**Dataset extract**
====

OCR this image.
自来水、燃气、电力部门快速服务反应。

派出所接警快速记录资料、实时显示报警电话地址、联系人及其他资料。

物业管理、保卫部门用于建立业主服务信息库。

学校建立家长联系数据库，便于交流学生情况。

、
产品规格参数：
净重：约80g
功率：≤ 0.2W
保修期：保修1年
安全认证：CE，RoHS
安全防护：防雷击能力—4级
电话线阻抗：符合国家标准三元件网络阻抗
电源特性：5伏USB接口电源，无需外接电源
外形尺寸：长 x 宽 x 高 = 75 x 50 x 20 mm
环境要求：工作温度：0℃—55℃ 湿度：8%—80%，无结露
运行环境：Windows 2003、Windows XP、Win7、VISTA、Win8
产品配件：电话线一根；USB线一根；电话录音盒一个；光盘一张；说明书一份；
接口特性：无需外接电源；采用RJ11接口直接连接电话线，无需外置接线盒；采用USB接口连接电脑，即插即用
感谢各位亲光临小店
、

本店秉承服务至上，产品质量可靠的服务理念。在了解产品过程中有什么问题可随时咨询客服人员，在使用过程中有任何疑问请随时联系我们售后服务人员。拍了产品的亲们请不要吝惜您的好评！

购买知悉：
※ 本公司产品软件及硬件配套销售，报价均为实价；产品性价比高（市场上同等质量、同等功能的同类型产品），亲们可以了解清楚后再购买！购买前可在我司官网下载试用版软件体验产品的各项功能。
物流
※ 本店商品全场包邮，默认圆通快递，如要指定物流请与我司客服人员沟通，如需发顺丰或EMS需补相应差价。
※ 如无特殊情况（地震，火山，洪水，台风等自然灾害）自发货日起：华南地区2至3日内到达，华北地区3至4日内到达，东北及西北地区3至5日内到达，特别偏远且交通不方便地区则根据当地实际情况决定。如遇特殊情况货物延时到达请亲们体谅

====

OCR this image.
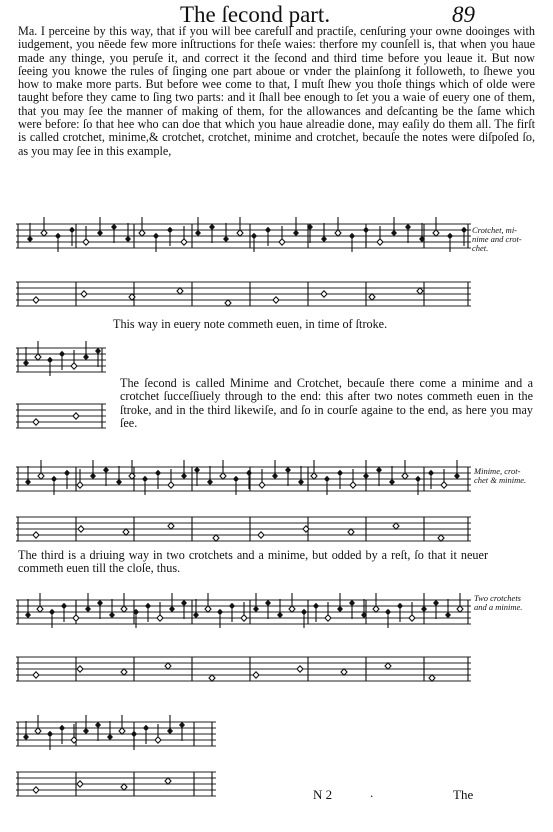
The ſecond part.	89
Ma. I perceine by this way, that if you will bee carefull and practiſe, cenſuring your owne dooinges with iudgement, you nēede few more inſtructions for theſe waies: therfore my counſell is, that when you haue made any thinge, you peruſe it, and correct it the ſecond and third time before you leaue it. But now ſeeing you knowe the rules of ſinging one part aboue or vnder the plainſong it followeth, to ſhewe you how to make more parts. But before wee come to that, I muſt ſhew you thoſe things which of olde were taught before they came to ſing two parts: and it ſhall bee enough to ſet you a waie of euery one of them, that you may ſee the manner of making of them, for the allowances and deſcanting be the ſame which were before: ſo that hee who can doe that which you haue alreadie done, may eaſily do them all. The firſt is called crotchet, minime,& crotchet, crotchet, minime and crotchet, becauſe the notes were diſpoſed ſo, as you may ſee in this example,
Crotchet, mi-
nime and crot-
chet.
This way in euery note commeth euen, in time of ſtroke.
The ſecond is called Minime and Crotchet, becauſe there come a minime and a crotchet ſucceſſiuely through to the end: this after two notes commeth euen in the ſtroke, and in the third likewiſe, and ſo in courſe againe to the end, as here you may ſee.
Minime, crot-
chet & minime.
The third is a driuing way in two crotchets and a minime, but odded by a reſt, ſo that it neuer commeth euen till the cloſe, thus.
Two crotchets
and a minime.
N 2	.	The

====

**Written exercise**
Scan the material for lines with the word "commeth", and copy each line you find.

**Result**
This way in euery note commeth euen, in time of ſtroke.
The ſecond is called Minime and Crotchet, becauſe there come a minime and a crotchet ſucceſſiuely through to the end: this after two notes commeth euen in the ſtroke, and in the third likewiſe, and ſo in courſe againe to the end, as here you may ſee.
The third is a driuing way in two crotchets and a minime, but odded by a reſt, ſo that it neuer commeth euen till the cloſe, thus.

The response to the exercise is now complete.